Extracted records:
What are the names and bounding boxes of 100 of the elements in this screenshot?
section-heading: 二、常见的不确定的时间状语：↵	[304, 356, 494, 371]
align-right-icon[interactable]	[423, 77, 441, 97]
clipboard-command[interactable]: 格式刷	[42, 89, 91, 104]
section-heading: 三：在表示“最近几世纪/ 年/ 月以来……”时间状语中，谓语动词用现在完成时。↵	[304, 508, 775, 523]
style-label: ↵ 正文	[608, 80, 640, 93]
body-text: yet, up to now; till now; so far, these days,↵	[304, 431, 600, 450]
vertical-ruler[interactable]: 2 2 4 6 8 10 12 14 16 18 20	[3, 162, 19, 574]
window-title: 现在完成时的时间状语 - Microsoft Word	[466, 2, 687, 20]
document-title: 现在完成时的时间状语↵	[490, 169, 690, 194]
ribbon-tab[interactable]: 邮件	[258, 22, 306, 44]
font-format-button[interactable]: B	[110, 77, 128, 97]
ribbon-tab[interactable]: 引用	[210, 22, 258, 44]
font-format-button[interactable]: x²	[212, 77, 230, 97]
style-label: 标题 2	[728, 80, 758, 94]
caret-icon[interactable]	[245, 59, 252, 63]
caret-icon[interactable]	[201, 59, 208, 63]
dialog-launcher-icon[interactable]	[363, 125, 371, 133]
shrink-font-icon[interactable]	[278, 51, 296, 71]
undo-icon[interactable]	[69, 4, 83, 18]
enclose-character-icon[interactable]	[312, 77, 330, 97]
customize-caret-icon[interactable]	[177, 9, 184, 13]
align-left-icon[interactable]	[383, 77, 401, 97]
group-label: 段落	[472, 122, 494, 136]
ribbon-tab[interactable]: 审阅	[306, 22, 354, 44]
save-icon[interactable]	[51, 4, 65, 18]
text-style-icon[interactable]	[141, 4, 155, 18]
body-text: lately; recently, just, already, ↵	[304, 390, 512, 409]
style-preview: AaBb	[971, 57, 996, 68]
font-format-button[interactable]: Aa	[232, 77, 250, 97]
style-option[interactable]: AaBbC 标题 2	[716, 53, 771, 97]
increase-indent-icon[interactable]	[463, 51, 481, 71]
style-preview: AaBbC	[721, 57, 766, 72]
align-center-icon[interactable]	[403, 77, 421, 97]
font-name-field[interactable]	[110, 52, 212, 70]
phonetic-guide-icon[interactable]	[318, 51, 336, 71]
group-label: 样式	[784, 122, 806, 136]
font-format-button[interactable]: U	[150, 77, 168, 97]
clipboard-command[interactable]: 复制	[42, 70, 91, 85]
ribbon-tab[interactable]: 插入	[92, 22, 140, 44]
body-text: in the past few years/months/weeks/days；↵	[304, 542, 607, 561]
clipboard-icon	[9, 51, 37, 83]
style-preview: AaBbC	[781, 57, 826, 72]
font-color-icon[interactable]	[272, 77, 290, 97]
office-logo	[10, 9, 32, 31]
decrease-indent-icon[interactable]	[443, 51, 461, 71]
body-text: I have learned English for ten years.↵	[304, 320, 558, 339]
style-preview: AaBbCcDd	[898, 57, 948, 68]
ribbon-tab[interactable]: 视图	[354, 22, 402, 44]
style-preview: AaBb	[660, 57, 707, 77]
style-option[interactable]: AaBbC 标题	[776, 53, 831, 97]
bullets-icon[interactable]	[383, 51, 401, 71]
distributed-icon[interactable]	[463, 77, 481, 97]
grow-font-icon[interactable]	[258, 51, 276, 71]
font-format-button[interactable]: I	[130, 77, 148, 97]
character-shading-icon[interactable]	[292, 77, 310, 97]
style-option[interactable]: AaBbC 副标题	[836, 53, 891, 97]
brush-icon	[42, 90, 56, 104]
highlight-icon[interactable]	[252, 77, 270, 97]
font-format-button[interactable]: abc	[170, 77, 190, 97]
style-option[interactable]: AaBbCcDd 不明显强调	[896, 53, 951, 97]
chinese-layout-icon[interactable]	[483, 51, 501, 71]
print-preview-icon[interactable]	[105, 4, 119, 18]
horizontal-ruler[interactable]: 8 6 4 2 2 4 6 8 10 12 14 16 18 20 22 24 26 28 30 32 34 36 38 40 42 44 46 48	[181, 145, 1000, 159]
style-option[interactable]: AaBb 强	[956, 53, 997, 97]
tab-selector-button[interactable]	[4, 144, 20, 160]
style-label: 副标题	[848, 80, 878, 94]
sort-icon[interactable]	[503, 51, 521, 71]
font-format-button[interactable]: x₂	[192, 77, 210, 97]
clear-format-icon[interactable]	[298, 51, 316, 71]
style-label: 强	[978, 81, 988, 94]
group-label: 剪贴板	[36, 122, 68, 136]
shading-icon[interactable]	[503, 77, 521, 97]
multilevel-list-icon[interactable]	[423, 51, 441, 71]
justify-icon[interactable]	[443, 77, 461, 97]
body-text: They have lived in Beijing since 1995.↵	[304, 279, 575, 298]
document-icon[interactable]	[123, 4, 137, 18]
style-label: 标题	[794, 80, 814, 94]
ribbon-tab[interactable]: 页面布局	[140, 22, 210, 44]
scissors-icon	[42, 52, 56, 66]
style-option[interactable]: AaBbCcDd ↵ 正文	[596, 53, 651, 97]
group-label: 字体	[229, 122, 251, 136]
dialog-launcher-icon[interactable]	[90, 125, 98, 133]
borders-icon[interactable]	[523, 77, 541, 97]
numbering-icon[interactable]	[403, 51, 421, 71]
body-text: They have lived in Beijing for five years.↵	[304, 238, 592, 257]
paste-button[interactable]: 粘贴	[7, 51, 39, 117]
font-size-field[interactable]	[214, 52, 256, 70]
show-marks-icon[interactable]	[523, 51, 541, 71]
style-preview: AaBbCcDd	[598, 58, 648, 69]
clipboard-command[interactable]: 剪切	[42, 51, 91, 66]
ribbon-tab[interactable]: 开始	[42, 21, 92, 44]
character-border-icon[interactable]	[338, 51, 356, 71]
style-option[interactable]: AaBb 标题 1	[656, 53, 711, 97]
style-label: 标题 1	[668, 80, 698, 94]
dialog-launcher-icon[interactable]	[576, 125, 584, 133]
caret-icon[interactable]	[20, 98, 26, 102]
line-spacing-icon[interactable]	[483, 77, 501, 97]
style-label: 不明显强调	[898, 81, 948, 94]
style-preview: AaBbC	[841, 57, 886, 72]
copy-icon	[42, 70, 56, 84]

§ **Written instruction**
Change every "ribbon-tab" in the rows above to "menu-tab", leaving everything else as it is.

§ **Expected answer**
What are the names and bounding boxes of 100 of the elements in this screenshot?
section-heading: 二、常见的不确定的时间状语：↵	[304, 356, 494, 371]
align-right-icon[interactable]	[423, 77, 441, 97]
clipboard-command[interactable]: 格式刷	[42, 89, 91, 104]
section-heading: 三：在表示“最近几世纪/ 年/ 月以来……”时间状语中，谓语动词用现在完成时。↵	[304, 508, 775, 523]
style-label: ↵ 正文	[608, 80, 640, 93]
body-text: yet, up to now; till now; so far, these days,↵	[304, 431, 600, 450]
vertical-ruler[interactable]: 2 2 4 6 8 10 12 14 16 18 20	[3, 162, 19, 574]
window-title: 现在完成时的时间状语 - Microsoft Word	[466, 2, 687, 20]
document-title: 现在完成时的时间状语↵	[490, 169, 690, 194]
menu-tab[interactable]: 邮件	[258, 22, 306, 44]
font-format-button[interactable]: B	[110, 77, 128, 97]
menu-tab[interactable]: 引用	[210, 22, 258, 44]
font-format-button[interactable]: x²	[212, 77, 230, 97]
style-label: 标题 2	[728, 80, 758, 94]
caret-icon[interactable]	[245, 59, 252, 63]
caret-icon[interactable]	[201, 59, 208, 63]
dialog-launcher-icon[interactable]	[363, 125, 371, 133]
shrink-font-icon[interactable]	[278, 51, 296, 71]
undo-icon[interactable]	[69, 4, 83, 18]
enclose-character-icon[interactable]	[312, 77, 330, 97]
customize-caret-icon[interactable]	[177, 9, 184, 13]
align-left-icon[interactable]	[383, 77, 401, 97]
group-label: 段落	[472, 122, 494, 136]
menu-tab[interactable]: 审阅	[306, 22, 354, 44]
save-icon[interactable]	[51, 4, 65, 18]
text-style-icon[interactable]	[141, 4, 155, 18]
body-text: lately; recently, just, already, ↵	[304, 390, 512, 409]
style-preview: AaBb	[971, 57, 996, 68]
font-format-button[interactable]: Aa	[232, 77, 250, 97]
style-option[interactable]: AaBbC 标题 2	[716, 53, 771, 97]
increase-indent-icon[interactable]	[463, 51, 481, 71]
style-preview: AaBbC	[721, 57, 766, 72]
align-center-icon[interactable]	[403, 77, 421, 97]
font-name-field[interactable]	[110, 52, 212, 70]
phonetic-guide-icon[interactable]	[318, 51, 336, 71]
group-label: 样式	[784, 122, 806, 136]
font-format-button[interactable]: U	[150, 77, 168, 97]
clipboard-command[interactable]: 复制	[42, 70, 91, 85]
menu-tab[interactable]: 插入	[92, 22, 140, 44]
body-text: in the past few years/months/weeks/days；↵	[304, 542, 607, 561]
clipboard-icon	[9, 51, 37, 83]
style-preview: AaBbC	[781, 57, 826, 72]
font-color-icon[interactable]	[272, 77, 290, 97]
office-logo	[10, 9, 32, 31]
decrease-indent-icon[interactable]	[443, 51, 461, 71]
body-text: I have learned English for ten years.↵	[304, 320, 558, 339]
style-preview: AaBbCcDd	[898, 57, 948, 68]
menu-tab[interactable]: 视图	[354, 22, 402, 44]
style-preview: AaBb	[660, 57, 707, 77]
style-option[interactable]: AaBbC 标题	[776, 53, 831, 97]
bullets-icon[interactable]	[383, 51, 401, 71]
distributed-icon[interactable]	[463, 77, 481, 97]
grow-font-icon[interactable]	[258, 51, 276, 71]
font-format-button[interactable]: I	[130, 77, 148, 97]
character-shading-icon[interactable]	[292, 77, 310, 97]
style-option[interactable]: AaBbC 副标题	[836, 53, 891, 97]
brush-icon	[42, 90, 56, 104]
highlight-icon[interactable]	[252, 77, 270, 97]
font-format-button[interactable]: abc	[170, 77, 190, 97]
style-option[interactable]: AaBbCcDd 不明显强调	[896, 53, 951, 97]
chinese-layout-icon[interactable]	[483, 51, 501, 71]
print-preview-icon[interactable]	[105, 4, 119, 18]
horizontal-ruler[interactable]: 8 6 4 2 2 4 6 8 10 12 14 16 18 20 22 24 26 28 30 32 34 36 38 40 42 44 46 48	[181, 145, 1000, 159]
style-option[interactable]: AaBb 强	[956, 53, 997, 97]
tab-selector-button[interactable]	[4, 144, 20, 160]
style-label: 副标题	[848, 80, 878, 94]
sort-icon[interactable]	[503, 51, 521, 71]
font-format-button[interactable]: x₂	[192, 77, 210, 97]
clear-format-icon[interactable]	[298, 51, 316, 71]
style-label: 强	[978, 81, 988, 94]
group-label: 剪贴板	[36, 122, 68, 136]
shading-icon[interactable]	[503, 77, 521, 97]
multilevel-list-icon[interactable]	[423, 51, 441, 71]
justify-icon[interactable]	[443, 77, 461, 97]
body-text: They have lived in Beijing since 1995.↵	[304, 279, 575, 298]
document-icon[interactable]	[123, 4, 137, 18]
style-label: 标题	[794, 80, 814, 94]
menu-tab[interactable]: 页面布局	[140, 22, 210, 44]
scissors-icon	[42, 52, 56, 66]
style-option[interactable]: AaBbCcDd ↵ 正文	[596, 53, 651, 97]
group-label: 字体	[229, 122, 251, 136]
dialog-launcher-icon[interactable]	[90, 125, 98, 133]
borders-icon[interactable]	[523, 77, 541, 97]
numbering-icon[interactable]	[403, 51, 421, 71]
body-text: They have lived in Beijing for five years.↵	[304, 238, 592, 257]
paste-button[interactable]: 粘贴	[7, 51, 39, 117]
font-size-field[interactable]	[214, 52, 256, 70]
show-marks-icon[interactable]	[523, 51, 541, 71]
style-preview: AaBbCcDd	[598, 58, 648, 69]
clipboard-command[interactable]: 剪切	[42, 51, 91, 66]
menu-tab[interactable]: 开始	[42, 21, 92, 44]
character-border-icon[interactable]	[338, 51, 356, 71]
style-option[interactable]: AaBb 标题 1	[656, 53, 711, 97]
style-label: 标题 1	[668, 80, 698, 94]
dialog-launcher-icon[interactable]	[576, 125, 584, 133]
caret-icon[interactable]	[20, 98, 26, 102]
line-spacing-icon[interactable]	[483, 77, 501, 97]
style-label: 不明显强调	[898, 81, 948, 94]
style-preview: AaBbC	[841, 57, 886, 72]
copy-icon	[42, 70, 56, 84]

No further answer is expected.